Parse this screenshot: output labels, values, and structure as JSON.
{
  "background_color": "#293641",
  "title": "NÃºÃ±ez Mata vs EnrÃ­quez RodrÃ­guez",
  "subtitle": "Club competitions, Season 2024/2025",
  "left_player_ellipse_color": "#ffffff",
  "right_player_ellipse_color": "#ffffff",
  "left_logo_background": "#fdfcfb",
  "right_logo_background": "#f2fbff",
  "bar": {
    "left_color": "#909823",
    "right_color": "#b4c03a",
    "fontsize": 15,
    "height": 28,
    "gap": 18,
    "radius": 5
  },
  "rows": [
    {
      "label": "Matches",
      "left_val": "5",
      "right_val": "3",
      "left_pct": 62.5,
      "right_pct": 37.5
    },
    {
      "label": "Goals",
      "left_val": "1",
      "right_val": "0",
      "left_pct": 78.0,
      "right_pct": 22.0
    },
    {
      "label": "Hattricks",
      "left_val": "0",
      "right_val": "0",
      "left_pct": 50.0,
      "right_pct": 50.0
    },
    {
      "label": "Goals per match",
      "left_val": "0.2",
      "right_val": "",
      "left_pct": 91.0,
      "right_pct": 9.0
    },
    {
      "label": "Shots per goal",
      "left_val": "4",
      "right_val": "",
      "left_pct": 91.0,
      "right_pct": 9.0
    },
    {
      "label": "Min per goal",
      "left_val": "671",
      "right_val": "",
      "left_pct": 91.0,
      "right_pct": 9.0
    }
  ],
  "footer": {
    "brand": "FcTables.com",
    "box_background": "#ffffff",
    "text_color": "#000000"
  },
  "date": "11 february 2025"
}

PROBLEM REQUIREMENTS -
Return all of the entries exactly as written.

FULL OUTPUT -
Parse this screenshot: output labels, values, and structure as JSON.
{
  "background_color": "#293641",
  "title": "NÃºÃ±ez Mata vs EnrÃ­quez RodrÃ­guez",
  "subtitle": "Club competitions, Season 2024/2025",
  "left_player_ellipse_color": "#ffffff",
  "right_player_ellipse_color": "#ffffff",
  "left_logo_background": "#fdfcfb",
  "right_logo_background": "#f2fbff",
  "bar": {
    "left_color": "#909823",
    "right_color": "#b4c03a",
    "fontsize": 15,
    "height": 28,
    "gap": 18,
    "radius": 5
  },
  "rows": [
    {
      "label": "Matches",
      "left_val": "5",
      "right_val": "3",
      "left_pct": 62.5,
      "right_pct": 37.5
    },
    {
      "label": "Goals",
      "left_val": "1",
      "right_val": "0",
      "left_pct": 78.0,
      "right_pct": 22.0
    },
    {
      "label": "Hattricks",
      "left_val": "0",
      "right_val": "0",
      "left_pct": 50.0,
      "right_pct": 50.0
    },
    {
      "label": "Goals per match",
      "left_val": "0.2",
      "right_val": "",
      "left_pct": 91.0,
      "right_pct": 9.0
    },
    {
      "label": "Shots per goal",
      "left_val": "4",
      "right_val": "",
      "left_pct": 91.0,
      "right_pct": 9.0
    },
    {
      "label": "Min per goal",
      "left_val": "671",
      "right_val": "",
      "left_pct": 91.0,
      "right_pct": 9.0
    }
  ],
  "footer": {
    "brand": "FcTables.com",
    "box_background": "#ffffff",
    "text_color": "#000000"
  },
  "date": "11 february 2025"
}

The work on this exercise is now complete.